Copy out the entries in full and with complete accuracy; pictures are excluded.

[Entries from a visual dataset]
** Start **

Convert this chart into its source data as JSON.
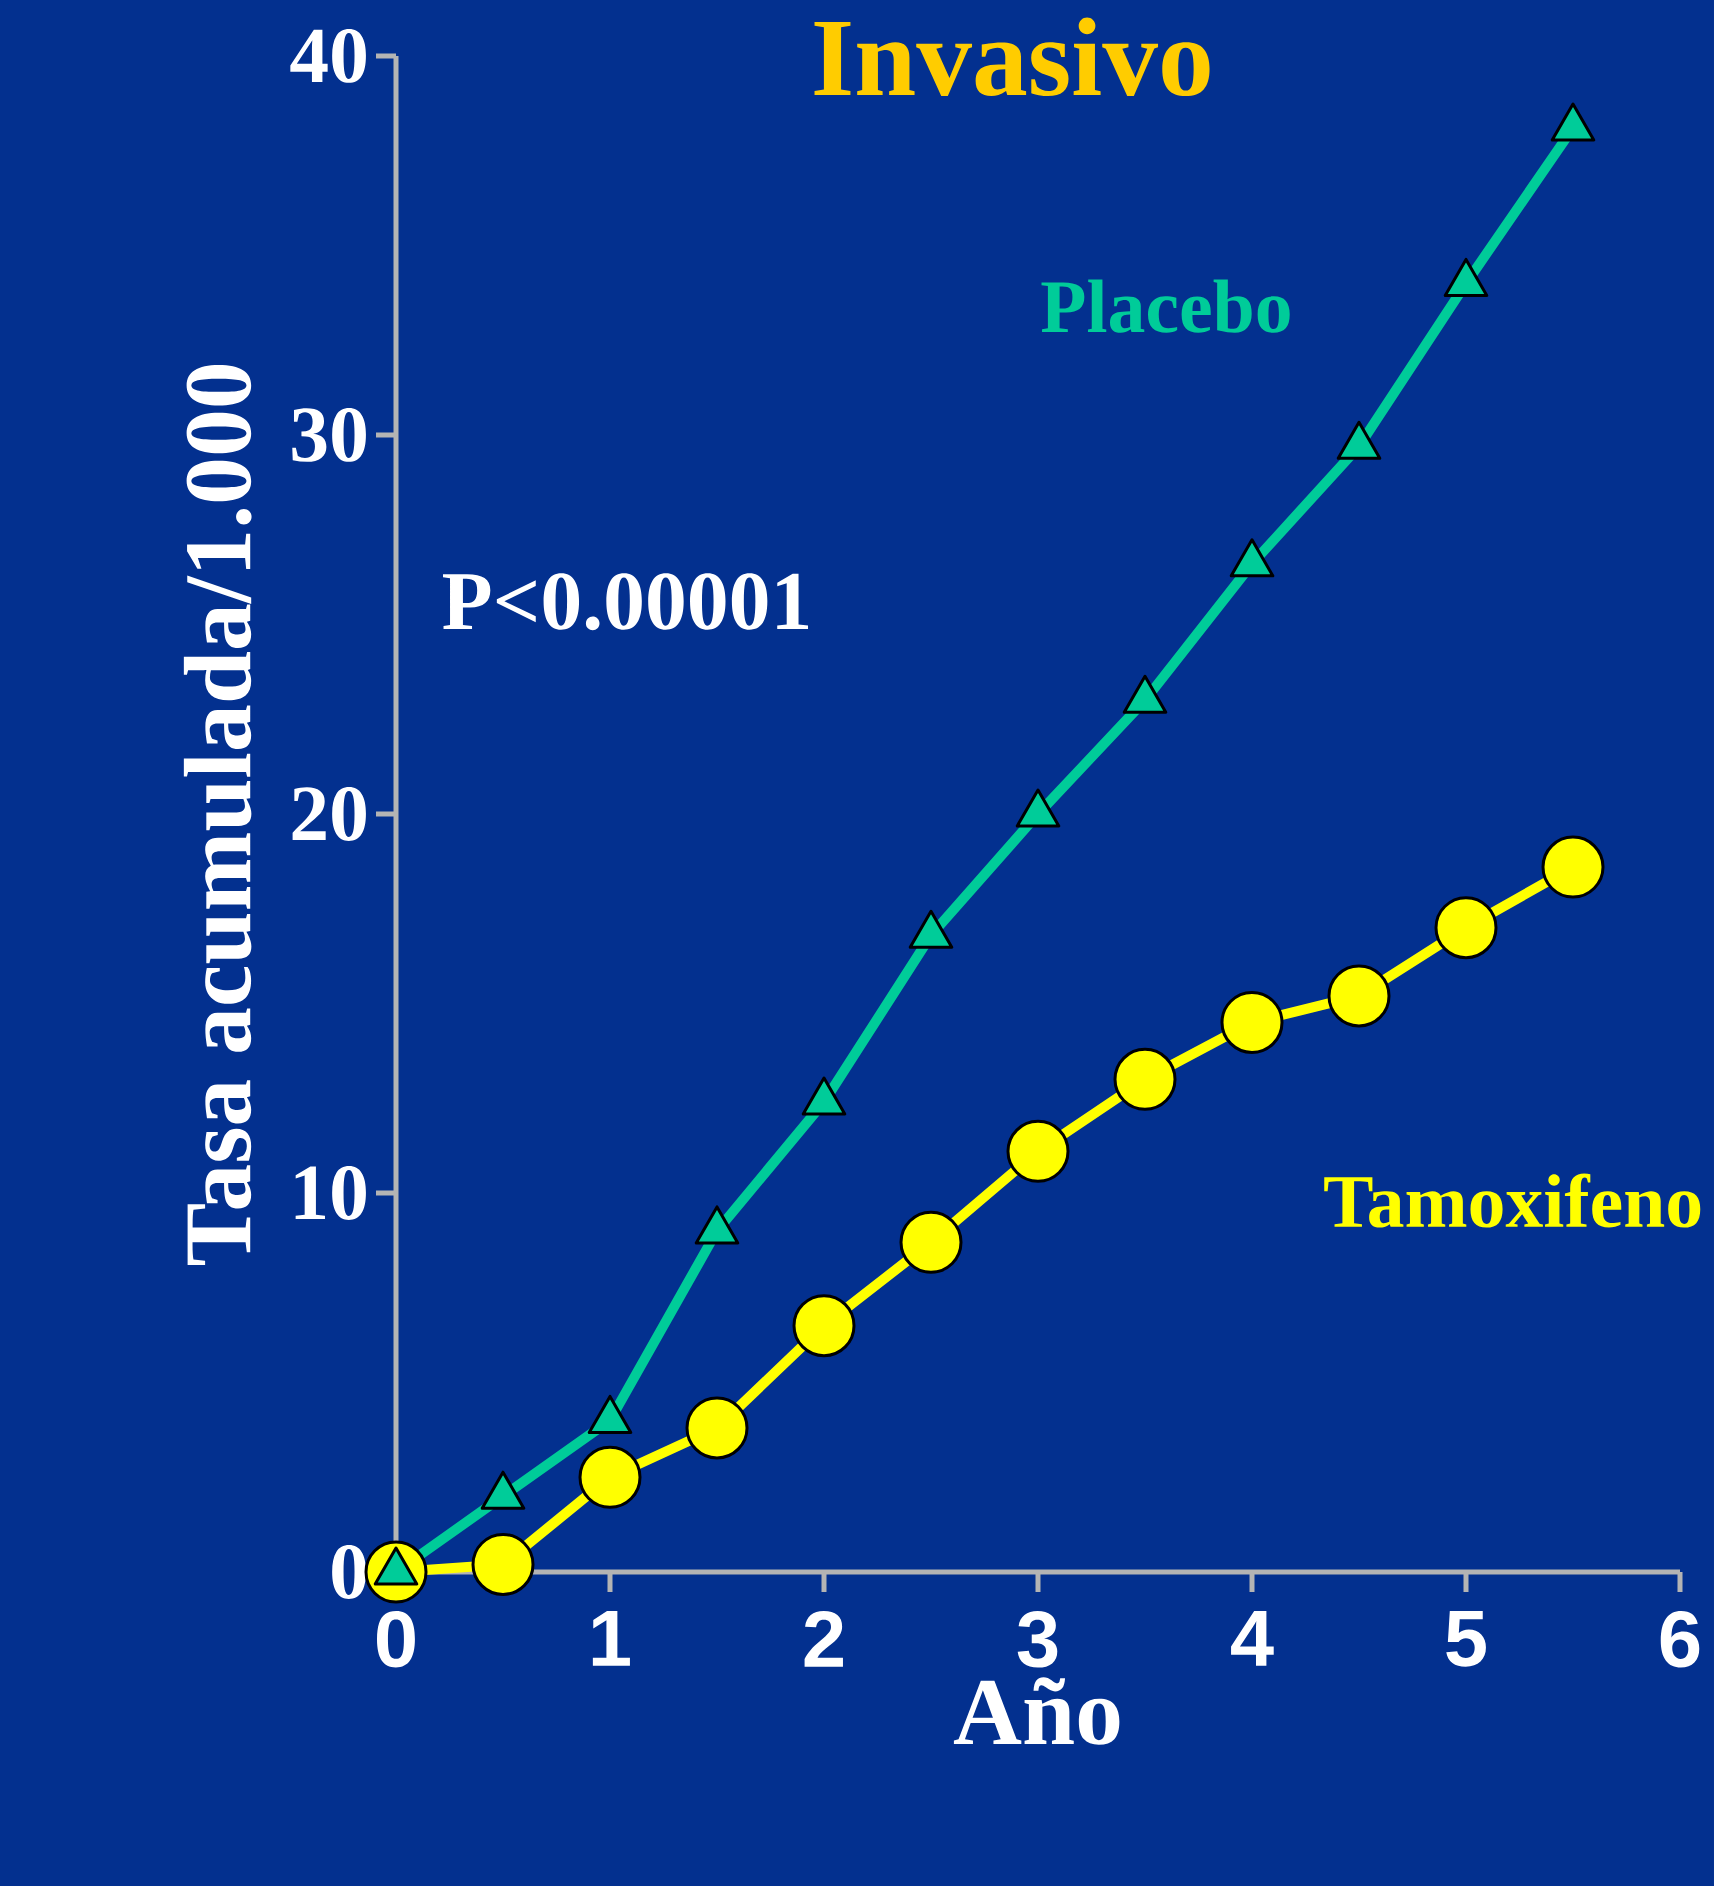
{
  "chart_data": {
    "type": "line",
    "title": "Invasivo",
    "xlabel": "Año",
    "ylabel": "Tasa acumulada/1.000",
    "xlim": [
      0,
      6
    ],
    "ylim": [
      0,
      40
    ],
    "xticks": [
      0,
      1,
      2,
      3,
      4,
      5,
      6
    ],
    "yticks": [
      0,
      10,
      20,
      30,
      40
    ],
    "grid": false,
    "annotations": [
      "P<0.00001"
    ],
    "series": [
      {
        "name": "Placebo",
        "color": "#00cc99",
        "marker": "triangle",
        "x": [
          0,
          0.5,
          1,
          1.5,
          2,
          2.5,
          3,
          3.5,
          4,
          4.5,
          5,
          5.5
        ],
        "values": [
          0,
          2.0,
          4.0,
          9.0,
          12.4,
          16.8,
          20.0,
          23.0,
          26.6,
          29.7,
          34.0,
          38.1
        ]
      },
      {
        "name": "Tamoxifeno",
        "color": "#ffff00",
        "marker": "circle",
        "x": [
          0,
          0.5,
          1,
          1.5,
          2,
          2.5,
          3,
          3.5,
          4,
          4.5,
          5,
          5.5
        ],
        "values": [
          0,
          0.2,
          2.5,
          3.8,
          6.5,
          8.7,
          11.1,
          13.0,
          14.5,
          15.2,
          17.0,
          18.6
        ]
      }
    ]
  }
}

** End **

§ **TASK ANSWER**:
Convert this chart into its source data as JSON.
{
  "chart_data": {
    "type": "line",
    "title": "Invasivo",
    "xlabel": "Año",
    "ylabel": "Tasa acumulada/1.000",
    "xlim": [
      0,
      6
    ],
    "ylim": [
      0,
      40
    ],
    "xticks": [
      0,
      1,
      2,
      3,
      4,
      5,
      6
    ],
    "yticks": [
      0,
      10,
      20,
      30,
      40
    ],
    "grid": false,
    "annotations": [
      "P<0.00001"
    ],
    "series": [
      {
        "name": "Placebo",
        "color": "#00cc99",
        "marker": "triangle",
        "x": [
          0,
          0.5,
          1,
          1.5,
          2,
          2.5,
          3,
          3.5,
          4,
          4.5,
          5,
          5.5
        ],
        "values": [
          0,
          2.0,
          4.0,
          9.0,
          12.4,
          16.8,
          20.0,
          23.0,
          26.6,
          29.7,
          34.0,
          38.1
        ]
      },
      {
        "name": "Tamoxifeno",
        "color": "#ffff00",
        "marker": "circle",
        "x": [
          0,
          0.5,
          1,
          1.5,
          2,
          2.5,
          3,
          3.5,
          4,
          4.5,
          5,
          5.5
        ],
        "values": [
          0,
          0.2,
          2.5,
          3.8,
          6.5,
          8.7,
          11.1,
          13.0,
          14.5,
          15.2,
          17.0,
          18.6
        ]
      }
    ]
  }
}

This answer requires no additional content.